(The records):

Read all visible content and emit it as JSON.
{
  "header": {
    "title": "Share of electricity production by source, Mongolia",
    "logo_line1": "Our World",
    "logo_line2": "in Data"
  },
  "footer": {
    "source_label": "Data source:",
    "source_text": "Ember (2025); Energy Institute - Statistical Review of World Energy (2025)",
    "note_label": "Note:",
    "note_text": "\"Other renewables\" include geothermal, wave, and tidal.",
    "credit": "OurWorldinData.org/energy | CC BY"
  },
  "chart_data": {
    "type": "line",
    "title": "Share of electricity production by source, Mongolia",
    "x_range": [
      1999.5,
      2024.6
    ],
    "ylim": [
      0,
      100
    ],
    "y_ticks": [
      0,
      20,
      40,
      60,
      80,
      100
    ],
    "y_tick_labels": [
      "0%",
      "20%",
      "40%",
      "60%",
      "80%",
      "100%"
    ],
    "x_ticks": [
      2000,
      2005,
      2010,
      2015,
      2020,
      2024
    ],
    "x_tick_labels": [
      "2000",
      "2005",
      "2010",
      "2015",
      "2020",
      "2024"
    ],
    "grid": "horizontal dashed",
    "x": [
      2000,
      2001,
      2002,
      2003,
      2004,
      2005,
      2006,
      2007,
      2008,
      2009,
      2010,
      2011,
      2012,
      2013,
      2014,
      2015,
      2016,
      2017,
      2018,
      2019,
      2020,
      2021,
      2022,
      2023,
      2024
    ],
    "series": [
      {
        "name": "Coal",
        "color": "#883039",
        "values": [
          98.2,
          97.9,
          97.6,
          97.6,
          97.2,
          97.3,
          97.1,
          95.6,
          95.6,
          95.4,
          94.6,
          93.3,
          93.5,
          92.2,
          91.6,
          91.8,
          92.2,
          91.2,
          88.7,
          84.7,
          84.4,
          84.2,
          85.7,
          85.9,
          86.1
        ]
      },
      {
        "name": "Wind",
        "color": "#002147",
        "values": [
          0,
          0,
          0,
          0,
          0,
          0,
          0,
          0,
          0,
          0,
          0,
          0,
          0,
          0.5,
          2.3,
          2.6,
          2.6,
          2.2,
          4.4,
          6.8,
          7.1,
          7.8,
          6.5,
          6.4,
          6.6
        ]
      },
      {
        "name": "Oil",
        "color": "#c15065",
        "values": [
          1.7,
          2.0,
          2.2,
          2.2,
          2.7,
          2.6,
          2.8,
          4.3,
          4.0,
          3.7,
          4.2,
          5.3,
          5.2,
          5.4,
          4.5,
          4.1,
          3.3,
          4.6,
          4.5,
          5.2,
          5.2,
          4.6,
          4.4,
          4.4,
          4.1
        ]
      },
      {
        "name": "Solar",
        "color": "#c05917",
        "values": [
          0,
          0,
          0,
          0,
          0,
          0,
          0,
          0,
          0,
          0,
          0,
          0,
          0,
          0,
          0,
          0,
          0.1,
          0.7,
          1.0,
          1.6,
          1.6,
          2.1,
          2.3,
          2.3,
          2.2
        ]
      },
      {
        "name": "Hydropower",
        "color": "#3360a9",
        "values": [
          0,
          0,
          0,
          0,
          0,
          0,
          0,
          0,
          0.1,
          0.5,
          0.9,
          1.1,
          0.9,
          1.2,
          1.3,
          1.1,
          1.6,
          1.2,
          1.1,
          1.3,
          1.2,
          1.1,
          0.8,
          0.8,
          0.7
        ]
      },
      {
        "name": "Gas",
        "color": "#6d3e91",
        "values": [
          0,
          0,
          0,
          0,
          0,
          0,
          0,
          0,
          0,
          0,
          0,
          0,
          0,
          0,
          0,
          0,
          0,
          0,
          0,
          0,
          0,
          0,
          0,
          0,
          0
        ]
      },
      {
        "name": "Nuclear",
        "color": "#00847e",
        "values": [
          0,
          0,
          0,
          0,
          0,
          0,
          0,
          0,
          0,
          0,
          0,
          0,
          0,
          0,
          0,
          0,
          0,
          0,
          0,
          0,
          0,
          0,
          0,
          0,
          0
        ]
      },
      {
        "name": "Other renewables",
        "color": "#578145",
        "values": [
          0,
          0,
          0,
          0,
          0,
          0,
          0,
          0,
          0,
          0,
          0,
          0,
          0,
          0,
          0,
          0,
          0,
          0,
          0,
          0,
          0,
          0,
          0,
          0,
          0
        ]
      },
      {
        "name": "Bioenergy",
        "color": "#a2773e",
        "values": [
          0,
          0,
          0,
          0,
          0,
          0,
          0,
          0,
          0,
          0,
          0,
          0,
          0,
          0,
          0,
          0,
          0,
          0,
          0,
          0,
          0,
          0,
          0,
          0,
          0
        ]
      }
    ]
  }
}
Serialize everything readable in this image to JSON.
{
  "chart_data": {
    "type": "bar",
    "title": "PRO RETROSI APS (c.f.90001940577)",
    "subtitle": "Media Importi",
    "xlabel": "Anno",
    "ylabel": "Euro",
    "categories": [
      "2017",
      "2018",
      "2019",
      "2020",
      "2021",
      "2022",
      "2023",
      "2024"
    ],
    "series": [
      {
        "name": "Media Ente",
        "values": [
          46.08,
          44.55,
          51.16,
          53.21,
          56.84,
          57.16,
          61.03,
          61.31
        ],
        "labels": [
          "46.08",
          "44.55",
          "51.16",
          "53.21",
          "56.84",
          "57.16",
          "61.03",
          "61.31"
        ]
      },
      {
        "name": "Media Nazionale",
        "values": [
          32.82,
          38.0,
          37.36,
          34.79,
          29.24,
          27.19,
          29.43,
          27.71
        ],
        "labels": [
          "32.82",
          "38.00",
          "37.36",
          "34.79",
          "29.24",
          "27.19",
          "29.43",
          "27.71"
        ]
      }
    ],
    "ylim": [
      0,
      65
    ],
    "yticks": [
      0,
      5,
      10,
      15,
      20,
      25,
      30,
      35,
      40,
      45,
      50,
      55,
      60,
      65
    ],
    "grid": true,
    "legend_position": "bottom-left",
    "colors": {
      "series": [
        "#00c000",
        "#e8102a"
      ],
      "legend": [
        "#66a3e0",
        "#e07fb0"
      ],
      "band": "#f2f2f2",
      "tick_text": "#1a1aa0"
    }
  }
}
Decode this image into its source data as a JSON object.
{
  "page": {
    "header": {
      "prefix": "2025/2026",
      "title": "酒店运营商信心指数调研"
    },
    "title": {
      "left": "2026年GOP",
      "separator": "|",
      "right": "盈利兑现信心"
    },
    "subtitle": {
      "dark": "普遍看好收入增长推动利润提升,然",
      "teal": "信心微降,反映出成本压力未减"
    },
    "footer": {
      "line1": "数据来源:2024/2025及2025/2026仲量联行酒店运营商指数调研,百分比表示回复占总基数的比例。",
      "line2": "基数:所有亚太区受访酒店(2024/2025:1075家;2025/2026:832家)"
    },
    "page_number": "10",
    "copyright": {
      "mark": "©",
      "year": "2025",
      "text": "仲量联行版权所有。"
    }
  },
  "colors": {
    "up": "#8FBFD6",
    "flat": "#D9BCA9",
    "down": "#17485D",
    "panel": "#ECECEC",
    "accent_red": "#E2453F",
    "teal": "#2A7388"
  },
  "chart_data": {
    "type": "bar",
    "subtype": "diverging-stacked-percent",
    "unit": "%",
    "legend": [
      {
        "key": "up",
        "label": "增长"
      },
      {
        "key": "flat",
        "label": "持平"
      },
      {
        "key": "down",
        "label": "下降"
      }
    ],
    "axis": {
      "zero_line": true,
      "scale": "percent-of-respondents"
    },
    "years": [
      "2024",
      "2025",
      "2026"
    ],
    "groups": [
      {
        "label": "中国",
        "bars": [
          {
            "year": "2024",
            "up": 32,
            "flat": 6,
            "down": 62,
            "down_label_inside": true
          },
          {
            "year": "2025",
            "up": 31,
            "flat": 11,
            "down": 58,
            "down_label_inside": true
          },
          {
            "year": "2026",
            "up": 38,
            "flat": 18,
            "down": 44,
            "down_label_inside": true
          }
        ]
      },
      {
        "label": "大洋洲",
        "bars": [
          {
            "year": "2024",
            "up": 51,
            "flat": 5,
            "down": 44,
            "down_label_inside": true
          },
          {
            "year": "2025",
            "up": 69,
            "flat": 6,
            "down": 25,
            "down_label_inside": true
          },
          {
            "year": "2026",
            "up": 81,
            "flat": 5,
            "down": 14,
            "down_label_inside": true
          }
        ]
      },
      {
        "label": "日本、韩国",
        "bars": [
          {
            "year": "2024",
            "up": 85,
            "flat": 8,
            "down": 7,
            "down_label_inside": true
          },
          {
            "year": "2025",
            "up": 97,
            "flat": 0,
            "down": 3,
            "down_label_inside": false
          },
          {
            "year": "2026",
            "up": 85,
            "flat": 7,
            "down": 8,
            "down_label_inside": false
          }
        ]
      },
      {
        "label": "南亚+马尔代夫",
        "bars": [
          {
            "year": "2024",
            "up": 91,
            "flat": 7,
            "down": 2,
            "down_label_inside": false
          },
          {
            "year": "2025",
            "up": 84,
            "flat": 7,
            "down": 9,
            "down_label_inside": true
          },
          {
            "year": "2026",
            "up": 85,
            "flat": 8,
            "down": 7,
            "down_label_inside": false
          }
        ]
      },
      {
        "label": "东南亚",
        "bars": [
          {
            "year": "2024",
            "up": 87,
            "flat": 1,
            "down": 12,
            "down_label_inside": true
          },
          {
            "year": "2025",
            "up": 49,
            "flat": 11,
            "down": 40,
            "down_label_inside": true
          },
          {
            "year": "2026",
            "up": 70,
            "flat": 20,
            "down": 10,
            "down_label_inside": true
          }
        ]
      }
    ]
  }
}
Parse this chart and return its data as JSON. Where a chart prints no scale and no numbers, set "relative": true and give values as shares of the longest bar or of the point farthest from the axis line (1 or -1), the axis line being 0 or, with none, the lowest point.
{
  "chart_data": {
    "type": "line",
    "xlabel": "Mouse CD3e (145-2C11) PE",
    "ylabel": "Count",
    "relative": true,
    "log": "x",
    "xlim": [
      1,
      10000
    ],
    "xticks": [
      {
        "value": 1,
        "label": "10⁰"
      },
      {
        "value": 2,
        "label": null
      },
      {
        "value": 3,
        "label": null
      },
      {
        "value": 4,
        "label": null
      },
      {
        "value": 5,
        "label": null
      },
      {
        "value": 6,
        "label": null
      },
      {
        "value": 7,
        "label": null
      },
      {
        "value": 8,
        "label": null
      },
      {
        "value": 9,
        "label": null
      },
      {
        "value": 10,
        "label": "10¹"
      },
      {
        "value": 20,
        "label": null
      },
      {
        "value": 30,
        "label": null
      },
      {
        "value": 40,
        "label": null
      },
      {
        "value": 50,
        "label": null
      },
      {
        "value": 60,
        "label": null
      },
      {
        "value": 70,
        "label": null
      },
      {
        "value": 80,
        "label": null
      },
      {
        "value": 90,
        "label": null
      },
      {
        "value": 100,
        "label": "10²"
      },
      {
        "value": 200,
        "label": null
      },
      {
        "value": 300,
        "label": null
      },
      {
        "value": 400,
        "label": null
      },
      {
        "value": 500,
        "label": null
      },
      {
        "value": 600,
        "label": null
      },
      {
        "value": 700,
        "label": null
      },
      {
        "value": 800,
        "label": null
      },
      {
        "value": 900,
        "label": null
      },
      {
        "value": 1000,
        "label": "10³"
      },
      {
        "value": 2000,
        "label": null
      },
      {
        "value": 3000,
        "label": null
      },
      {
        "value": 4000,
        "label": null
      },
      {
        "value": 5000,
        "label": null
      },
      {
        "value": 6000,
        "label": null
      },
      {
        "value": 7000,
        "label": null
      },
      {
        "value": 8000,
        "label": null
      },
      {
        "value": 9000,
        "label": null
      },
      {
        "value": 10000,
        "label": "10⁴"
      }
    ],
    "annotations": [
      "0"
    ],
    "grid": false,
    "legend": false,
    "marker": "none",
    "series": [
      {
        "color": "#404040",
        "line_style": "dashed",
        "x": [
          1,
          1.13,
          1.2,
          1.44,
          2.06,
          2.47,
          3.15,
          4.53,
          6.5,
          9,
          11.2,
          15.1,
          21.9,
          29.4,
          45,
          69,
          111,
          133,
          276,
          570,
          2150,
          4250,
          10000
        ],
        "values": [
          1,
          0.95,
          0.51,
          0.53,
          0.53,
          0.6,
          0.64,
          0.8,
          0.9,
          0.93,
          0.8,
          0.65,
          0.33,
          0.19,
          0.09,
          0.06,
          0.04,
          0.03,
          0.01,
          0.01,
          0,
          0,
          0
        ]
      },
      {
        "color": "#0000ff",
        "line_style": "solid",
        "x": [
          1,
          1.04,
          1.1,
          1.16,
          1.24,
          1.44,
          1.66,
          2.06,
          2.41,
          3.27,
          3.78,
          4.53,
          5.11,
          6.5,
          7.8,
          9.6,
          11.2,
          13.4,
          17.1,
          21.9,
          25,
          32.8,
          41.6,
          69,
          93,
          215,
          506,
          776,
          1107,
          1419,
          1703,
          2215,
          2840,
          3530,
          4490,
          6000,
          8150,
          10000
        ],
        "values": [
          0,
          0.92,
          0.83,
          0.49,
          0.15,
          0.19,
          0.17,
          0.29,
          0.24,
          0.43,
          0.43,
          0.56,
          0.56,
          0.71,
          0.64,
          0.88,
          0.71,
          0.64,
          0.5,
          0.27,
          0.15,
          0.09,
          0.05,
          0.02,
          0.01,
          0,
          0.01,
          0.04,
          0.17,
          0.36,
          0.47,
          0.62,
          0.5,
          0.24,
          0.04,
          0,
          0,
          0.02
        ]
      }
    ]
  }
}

(Task to carry out): Show every line in the records above that contains the word "grid".

(Full output):
    "grid": "horizontal dashed",
    "grid": true,
    "grid": false,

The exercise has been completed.